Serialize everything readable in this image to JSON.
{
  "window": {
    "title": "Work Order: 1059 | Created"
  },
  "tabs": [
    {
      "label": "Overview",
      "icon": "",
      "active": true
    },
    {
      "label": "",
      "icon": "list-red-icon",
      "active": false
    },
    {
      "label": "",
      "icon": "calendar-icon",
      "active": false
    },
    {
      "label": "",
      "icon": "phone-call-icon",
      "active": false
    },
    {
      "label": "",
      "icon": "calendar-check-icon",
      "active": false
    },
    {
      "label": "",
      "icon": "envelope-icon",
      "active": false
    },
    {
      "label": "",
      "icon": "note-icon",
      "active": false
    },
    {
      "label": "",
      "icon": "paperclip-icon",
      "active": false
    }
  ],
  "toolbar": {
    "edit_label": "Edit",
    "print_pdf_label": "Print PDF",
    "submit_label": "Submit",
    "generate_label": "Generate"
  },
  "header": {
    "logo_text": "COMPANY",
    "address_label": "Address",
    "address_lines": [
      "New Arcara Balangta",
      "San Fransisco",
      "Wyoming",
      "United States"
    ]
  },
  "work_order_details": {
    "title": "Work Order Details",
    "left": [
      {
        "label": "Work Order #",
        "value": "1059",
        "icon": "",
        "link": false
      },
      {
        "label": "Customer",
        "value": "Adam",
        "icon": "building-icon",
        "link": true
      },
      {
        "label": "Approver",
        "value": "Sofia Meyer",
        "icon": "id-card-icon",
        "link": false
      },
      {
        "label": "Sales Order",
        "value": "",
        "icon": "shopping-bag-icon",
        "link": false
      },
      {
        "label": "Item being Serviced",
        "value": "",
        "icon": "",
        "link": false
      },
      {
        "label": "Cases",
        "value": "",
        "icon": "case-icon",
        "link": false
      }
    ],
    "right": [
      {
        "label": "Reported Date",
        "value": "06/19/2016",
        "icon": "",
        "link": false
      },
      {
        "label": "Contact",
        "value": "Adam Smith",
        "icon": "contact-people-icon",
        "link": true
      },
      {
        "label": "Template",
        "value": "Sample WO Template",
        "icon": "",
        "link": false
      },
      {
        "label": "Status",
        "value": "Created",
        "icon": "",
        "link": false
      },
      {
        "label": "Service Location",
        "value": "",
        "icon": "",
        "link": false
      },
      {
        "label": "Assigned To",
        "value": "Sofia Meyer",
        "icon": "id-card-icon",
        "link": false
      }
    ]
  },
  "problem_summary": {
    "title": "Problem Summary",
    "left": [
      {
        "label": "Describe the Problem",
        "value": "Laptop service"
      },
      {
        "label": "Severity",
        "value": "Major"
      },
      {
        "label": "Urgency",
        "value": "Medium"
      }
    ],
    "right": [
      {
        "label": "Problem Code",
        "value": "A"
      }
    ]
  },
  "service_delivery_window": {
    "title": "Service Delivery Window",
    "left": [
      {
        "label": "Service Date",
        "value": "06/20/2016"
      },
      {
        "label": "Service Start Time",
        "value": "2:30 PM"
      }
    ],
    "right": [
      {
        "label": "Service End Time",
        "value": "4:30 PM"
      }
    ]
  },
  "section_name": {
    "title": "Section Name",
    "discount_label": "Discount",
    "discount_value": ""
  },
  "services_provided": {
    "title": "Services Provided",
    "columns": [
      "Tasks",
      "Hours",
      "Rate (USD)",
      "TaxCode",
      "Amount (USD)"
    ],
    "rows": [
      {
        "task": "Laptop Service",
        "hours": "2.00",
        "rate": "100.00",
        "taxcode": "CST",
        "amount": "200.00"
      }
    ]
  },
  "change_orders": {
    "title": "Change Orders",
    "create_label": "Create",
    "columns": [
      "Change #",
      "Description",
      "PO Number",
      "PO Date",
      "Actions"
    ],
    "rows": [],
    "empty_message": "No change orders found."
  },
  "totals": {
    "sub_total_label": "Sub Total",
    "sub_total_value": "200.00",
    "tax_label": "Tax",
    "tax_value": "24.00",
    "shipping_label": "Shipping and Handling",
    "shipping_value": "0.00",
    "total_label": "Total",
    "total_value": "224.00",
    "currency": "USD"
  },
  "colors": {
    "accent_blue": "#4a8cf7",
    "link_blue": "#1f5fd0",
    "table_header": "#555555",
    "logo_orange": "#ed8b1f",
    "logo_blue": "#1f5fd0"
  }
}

Instruction: Repeat all of the records above exactly as they appear.

Final result:
Serialize everything readable in this image to JSON.
{
  "window": {
    "title": "Work Order: 1059 | Created"
  },
  "tabs": [
    {
      "label": "Overview",
      "icon": "",
      "active": true
    },
    {
      "label": "",
      "icon": "list-red-icon",
      "active": false
    },
    {
      "label": "",
      "icon": "calendar-icon",
      "active": false
    },
    {
      "label": "",
      "icon": "phone-call-icon",
      "active": false
    },
    {
      "label": "",
      "icon": "calendar-check-icon",
      "active": false
    },
    {
      "label": "",
      "icon": "envelope-icon",
      "active": false
    },
    {
      "label": "",
      "icon": "note-icon",
      "active": false
    },
    {
      "label": "",
      "icon": "paperclip-icon",
      "active": false
    }
  ],
  "toolbar": {
    "edit_label": "Edit",
    "print_pdf_label": "Print PDF",
    "submit_label": "Submit",
    "generate_label": "Generate"
  },
  "header": {
    "logo_text": "COMPANY",
    "address_label": "Address",
    "address_lines": [
      "New Arcara Balangta",
      "San Fransisco",
      "Wyoming",
      "United States"
    ]
  },
  "work_order_details": {
    "title": "Work Order Details",
    "left": [
      {
        "label": "Work Order #",
        "value": "1059",
        "icon": "",
        "link": false
      },
      {
        "label": "Customer",
        "value": "Adam",
        "icon": "building-icon",
        "link": true
      },
      {
        "label": "Approver",
        "value": "Sofia Meyer",
        "icon": "id-card-icon",
        "link": false
      },
      {
        "label": "Sales Order",
        "value": "",
        "icon": "shopping-bag-icon",
        "link": false
      },
      {
        "label": "Item being Serviced",
        "value": "",
        "icon": "",
        "link": false
      },
      {
        "label": "Cases",
        "value": "",
        "icon": "case-icon",
        "link": false
      }
    ],
    "right": [
      {
        "label": "Reported Date",
        "value": "06/19/2016",
        "icon": "",
        "link": false
      },
      {
        "label": "Contact",
        "value": "Adam Smith",
        "icon": "contact-people-icon",
        "link": true
      },
      {
        "label": "Template",
        "value": "Sample WO Template",
        "icon": "",
        "link": false
      },
      {
        "label": "Status",
        "value": "Created",
        "icon": "",
        "link": false
      },
      {
        "label": "Service Location",
        "value": "",
        "icon": "",
        "link": false
      },
      {
        "label": "Assigned To",
        "value": "Sofia Meyer",
        "icon": "id-card-icon",
        "link": false
      }
    ]
  },
  "problem_summary": {
    "title": "Problem Summary",
    "left": [
      {
        "label": "Describe the Problem",
        "value": "Laptop service"
      },
      {
        "label": "Severity",
        "value": "Major"
      },
      {
        "label": "Urgency",
        "value": "Medium"
      }
    ],
    "right": [
      {
        "label": "Problem Code",
        "value": "A"
      }
    ]
  },
  "service_delivery_window": {
    "title": "Service Delivery Window",
    "left": [
      {
        "label": "Service Date",
        "value": "06/20/2016"
      },
      {
        "label": "Service Start Time",
        "value": "2:30 PM"
      }
    ],
    "right": [
      {
        "label": "Service End Time",
        "value": "4:30 PM"
      }
    ]
  },
  "section_name": {
    "title": "Section Name",
    "discount_label": "Discount",
    "discount_value": ""
  },
  "services_provided": {
    "title": "Services Provided",
    "columns": [
      "Tasks",
      "Hours",
      "Rate (USD)",
      "TaxCode",
      "Amount (USD)"
    ],
    "rows": [
      {
        "task": "Laptop Service",
        "hours": "2.00",
        "rate": "100.00",
        "taxcode": "CST",
        "amount": "200.00"
      }
    ]
  },
  "change_orders": {
    "title": "Change Orders",
    "create_label": "Create",
    "columns": [
      "Change #",
      "Description",
      "PO Number",
      "PO Date",
      "Actions"
    ],
    "rows": [],
    "empty_message": "No change orders found."
  },
  "totals": {
    "sub_total_label": "Sub Total",
    "sub_total_value": "200.00",
    "tax_label": "Tax",
    "tax_value": "24.00",
    "shipping_label": "Shipping and Handling",
    "shipping_value": "0.00",
    "total_label": "Total",
    "total_value": "224.00",
    "currency": "USD"
  },
  "colors": {
    "accent_blue": "#4a8cf7",
    "link_blue": "#1f5fd0",
    "table_header": "#555555",
    "logo_orange": "#ed8b1f",
    "logo_blue": "#1f5fd0"
  }
}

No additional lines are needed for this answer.